EXERCISE INSTRUCTIONS:
Consider the records below. How many of their lines include the word "NaOH"? State the number and nothing else.
## Start PROVIDED RECORDS
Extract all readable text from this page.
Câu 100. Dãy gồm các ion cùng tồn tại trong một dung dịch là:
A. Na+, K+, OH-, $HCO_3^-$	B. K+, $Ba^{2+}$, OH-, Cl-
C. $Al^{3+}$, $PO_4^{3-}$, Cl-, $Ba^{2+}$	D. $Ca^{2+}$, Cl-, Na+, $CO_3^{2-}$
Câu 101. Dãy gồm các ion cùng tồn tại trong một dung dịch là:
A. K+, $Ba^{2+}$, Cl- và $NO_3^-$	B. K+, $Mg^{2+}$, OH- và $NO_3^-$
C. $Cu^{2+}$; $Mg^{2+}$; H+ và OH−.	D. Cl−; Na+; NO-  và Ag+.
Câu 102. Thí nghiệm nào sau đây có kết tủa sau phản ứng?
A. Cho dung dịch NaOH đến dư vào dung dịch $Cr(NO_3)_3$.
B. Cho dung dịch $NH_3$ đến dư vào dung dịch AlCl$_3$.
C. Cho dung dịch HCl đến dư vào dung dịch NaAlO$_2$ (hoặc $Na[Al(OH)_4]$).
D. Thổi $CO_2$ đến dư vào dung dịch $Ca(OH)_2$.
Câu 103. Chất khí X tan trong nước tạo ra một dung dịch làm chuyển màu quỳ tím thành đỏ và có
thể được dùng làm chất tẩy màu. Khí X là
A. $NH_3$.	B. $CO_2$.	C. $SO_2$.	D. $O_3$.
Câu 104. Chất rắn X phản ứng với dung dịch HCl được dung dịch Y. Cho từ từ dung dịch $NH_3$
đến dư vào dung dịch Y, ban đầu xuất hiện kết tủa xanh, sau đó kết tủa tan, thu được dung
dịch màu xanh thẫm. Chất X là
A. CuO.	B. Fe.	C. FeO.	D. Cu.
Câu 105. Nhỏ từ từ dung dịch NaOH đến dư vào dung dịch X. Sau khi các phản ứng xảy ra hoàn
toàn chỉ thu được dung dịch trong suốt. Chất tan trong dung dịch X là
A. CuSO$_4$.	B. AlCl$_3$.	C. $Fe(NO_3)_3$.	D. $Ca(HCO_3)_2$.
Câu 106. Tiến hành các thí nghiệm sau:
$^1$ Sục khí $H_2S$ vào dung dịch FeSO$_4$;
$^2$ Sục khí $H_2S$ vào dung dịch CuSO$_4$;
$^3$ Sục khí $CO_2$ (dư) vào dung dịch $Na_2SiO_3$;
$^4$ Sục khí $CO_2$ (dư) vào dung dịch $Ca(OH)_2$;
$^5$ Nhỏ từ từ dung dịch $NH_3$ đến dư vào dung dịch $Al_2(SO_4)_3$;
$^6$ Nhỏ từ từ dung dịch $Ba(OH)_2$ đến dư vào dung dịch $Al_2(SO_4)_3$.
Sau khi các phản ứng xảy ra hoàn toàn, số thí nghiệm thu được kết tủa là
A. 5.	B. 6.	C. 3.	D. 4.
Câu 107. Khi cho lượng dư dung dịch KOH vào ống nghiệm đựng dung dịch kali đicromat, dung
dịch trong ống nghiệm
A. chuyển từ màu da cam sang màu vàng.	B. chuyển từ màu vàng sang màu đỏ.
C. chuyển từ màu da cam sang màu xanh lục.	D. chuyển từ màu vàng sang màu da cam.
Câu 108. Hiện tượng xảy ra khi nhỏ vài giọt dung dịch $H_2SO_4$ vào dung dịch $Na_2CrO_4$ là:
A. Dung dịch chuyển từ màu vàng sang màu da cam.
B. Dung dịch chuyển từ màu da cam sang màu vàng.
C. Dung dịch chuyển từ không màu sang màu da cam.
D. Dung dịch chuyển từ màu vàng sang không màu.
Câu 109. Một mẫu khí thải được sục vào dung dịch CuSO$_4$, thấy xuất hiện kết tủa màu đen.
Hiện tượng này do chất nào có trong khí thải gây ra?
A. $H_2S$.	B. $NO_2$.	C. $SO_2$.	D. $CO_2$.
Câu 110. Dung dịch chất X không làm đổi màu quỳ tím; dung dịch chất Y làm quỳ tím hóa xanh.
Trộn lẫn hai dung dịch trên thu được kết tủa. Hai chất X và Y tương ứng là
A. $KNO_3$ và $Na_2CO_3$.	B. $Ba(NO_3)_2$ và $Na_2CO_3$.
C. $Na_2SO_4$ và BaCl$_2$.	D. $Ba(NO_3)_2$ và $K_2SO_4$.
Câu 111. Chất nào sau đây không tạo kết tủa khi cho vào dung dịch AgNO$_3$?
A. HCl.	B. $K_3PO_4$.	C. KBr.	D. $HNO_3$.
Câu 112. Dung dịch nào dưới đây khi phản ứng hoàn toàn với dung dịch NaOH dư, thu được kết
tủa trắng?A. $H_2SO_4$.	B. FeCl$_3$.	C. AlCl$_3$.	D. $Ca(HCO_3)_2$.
## End PROVIDED RECORDS
SOLUTION:
3